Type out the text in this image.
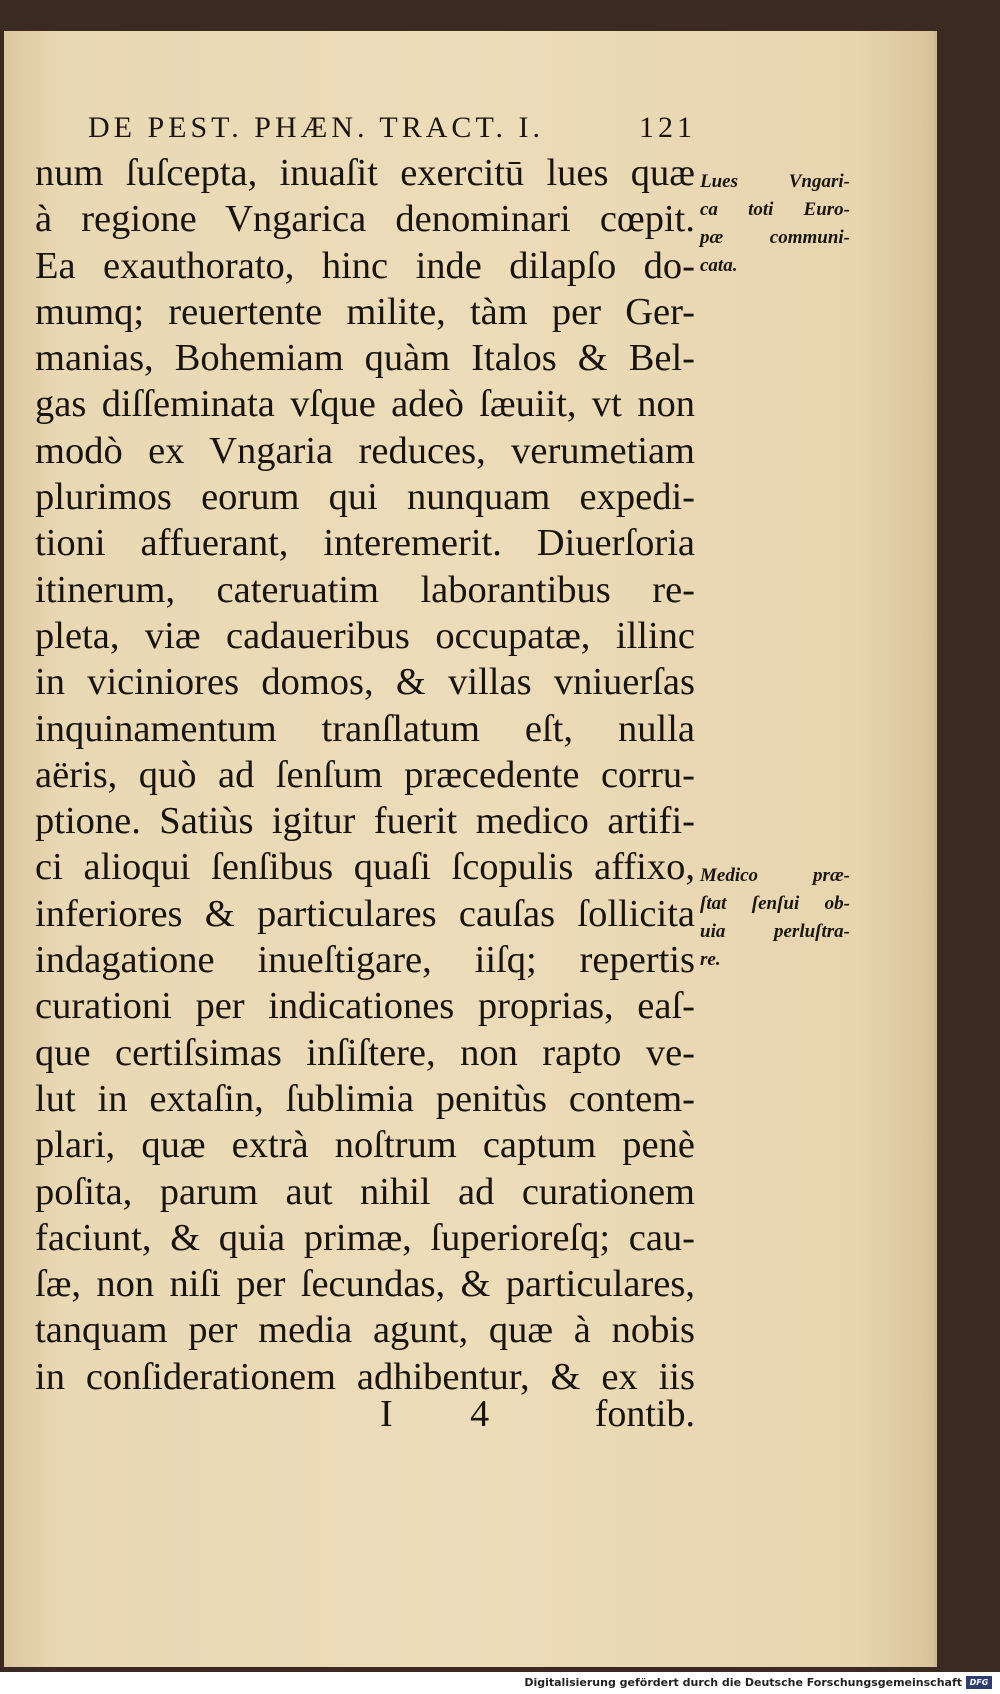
DE PEST. PHÆN. TRACT. I.	121
num ſuſcepta, inuaſit exercitū lues quæ
à regione Vngarica denominari cœpit.
Ea exauthorato, hinc inde dilapſo do-
mumq; reuertente milite, tàm per Ger-
manias, Bohemiam quàm Italos & Bel-
gas diſſeminata vſque adeò ſæuiit, vt non
modò ex Vngaria reduces, verumetiam
plurimos eorum qui nunquam expedi-
tioni affuerant, interemerit. Diuerſoria
itinerum, cateruatim laborantibus re-
pleta, viæ cadaueribus occupatæ, illinc
in viciniores domos, & villas vniuerſas
inquinamentum tranſlatum eſt, nulla
aëris, quò ad ſenſum præcedente corru-
ptione. Satiùs igitur fuerit medico artifi-
ci alioqui ſenſibus quaſi ſcopulis affixo,
inferiores & particulares cauſas ſollicita
indagatione inueſtigare, iiſq; repertis
curationi per indicationes proprias, eaſ-
que certiſsimas inſiſtere, non rapto ve-
lut in extaſin, ſublimia penitùs contem-
plari, quæ extrà noſtrum captum penè
poſita, parum aut nihil ad curationem
faciunt, & quia primæ, ſuperioreſq; cau-
ſæ, non niſi per ſecundas, & particulares,
tanquam per media agunt, quæ à nobis
in conſiderationem adhibentur, & ex iis
I 4 fontib.
Lues Vngari-
ca toti Euro-
pæ communi-
cata.
Medico præ-
ſtat ſenſui ob-
uia perluſtra-
re.
Digitalisierung gefördert durch die Deutsche Forschungsgemeinschaft DFG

---*---

Retype each line of the listing above word for word. Exclude the pictures.

Type out the text in this image.
DE PEST. PHÆN. TRACT. I.	121
num ſuſcepta, inuaſit exercitū lues quæ
à regione Vngarica denominari cœpit.
Ea exauthorato, hinc inde dilapſo do-
mumq; reuertente milite, tàm per Ger-
manias, Bohemiam quàm Italos & Bel-
gas diſſeminata vſque adeò ſæuiit, vt non
modò ex Vngaria reduces, verumetiam
plurimos eorum qui nunquam expedi-
tioni affuerant, interemerit. Diuerſoria
itinerum, cateruatim laborantibus re-
pleta, viæ cadaueribus occupatæ, illinc
in viciniores domos, & villas vniuerſas
inquinamentum tranſlatum eſt, nulla
aëris, quò ad ſenſum præcedente corru-
ptione. Satiùs igitur fuerit medico artifi-
ci alioqui ſenſibus quaſi ſcopulis affixo,
inferiores & particulares cauſas ſollicita
indagatione inueſtigare, iiſq; repertis
curationi per indicationes proprias, eaſ-
que certiſsimas inſiſtere, non rapto ve-
lut in extaſin, ſublimia penitùs contem-
plari, quæ extrà noſtrum captum penè
poſita, parum aut nihil ad curationem
faciunt, & quia primæ, ſuperioreſq; cau-
ſæ, non niſi per ſecundas, & particulares,
tanquam per media agunt, quæ à nobis
in conſiderationem adhibentur, & ex iis
I 4 fontib.
Lues Vngari-
ca toti Euro-
pæ communi-
cata.
Medico præ-
ſtat ſenſui ob-
uia perluſtra-
re.
Digitalisierung gefördert durch die Deutsche Forschungsgemeinschaft DFG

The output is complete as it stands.